▸ SHORT PROBLEM
Tell me how many lines hold "органов", please, using only the number.

****************************************

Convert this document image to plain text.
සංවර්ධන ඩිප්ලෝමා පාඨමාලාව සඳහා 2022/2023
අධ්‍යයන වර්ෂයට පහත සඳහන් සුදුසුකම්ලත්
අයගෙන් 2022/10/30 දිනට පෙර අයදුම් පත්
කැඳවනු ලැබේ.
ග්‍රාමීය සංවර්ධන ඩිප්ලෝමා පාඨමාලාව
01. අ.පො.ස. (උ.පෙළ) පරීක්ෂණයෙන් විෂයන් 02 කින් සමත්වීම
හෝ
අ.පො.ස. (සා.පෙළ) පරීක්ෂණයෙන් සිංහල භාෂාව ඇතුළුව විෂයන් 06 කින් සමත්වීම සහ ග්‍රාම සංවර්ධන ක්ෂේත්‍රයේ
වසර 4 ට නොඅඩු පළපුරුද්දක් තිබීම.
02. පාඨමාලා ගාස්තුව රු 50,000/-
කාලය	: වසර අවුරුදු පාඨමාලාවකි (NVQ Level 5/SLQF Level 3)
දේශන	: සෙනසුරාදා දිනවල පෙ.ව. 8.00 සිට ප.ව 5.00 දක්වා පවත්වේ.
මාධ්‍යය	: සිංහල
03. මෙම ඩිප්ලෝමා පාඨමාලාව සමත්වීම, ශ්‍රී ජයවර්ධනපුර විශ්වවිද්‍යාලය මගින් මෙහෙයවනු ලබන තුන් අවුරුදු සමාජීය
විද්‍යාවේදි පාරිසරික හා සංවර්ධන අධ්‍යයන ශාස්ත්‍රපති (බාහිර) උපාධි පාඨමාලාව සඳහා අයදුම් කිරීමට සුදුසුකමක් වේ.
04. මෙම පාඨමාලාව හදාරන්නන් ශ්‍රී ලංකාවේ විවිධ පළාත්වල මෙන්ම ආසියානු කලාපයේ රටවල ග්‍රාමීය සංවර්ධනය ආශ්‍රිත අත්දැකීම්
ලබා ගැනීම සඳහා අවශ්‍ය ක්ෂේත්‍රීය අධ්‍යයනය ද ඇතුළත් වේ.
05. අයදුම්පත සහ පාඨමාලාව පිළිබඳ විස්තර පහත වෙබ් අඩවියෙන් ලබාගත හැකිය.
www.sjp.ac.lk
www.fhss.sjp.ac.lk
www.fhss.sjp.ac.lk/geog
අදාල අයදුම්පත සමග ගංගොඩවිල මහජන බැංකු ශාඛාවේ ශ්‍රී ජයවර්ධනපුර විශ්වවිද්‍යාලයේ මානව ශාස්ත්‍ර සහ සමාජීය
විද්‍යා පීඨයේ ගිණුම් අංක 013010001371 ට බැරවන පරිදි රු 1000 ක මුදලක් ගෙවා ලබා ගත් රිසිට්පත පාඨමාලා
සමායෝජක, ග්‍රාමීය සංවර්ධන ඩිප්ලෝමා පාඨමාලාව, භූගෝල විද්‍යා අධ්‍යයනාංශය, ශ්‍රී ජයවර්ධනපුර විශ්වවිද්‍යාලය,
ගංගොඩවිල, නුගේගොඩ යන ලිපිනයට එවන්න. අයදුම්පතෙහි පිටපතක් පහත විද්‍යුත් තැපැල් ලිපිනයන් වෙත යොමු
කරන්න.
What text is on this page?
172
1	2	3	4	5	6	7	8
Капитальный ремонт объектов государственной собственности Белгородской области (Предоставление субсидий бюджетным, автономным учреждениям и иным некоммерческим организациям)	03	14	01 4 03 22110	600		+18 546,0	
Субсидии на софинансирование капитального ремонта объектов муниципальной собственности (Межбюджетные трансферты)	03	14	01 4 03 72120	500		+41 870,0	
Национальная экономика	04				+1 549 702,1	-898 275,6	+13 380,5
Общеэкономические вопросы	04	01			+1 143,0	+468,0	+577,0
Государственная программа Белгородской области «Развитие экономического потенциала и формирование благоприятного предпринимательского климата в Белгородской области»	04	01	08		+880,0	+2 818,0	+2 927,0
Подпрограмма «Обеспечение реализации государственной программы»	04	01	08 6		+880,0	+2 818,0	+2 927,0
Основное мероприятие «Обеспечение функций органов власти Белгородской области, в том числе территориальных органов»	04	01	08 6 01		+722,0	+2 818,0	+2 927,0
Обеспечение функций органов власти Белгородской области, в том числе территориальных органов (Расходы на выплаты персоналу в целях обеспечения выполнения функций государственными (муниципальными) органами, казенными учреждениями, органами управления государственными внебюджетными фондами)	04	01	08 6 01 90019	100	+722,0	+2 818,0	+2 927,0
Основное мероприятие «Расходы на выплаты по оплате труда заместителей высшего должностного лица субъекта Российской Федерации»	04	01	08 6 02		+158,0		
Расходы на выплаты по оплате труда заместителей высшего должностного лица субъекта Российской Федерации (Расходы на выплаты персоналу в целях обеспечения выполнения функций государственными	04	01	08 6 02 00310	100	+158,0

****************************************

▸ THE COMPLETED TASK
2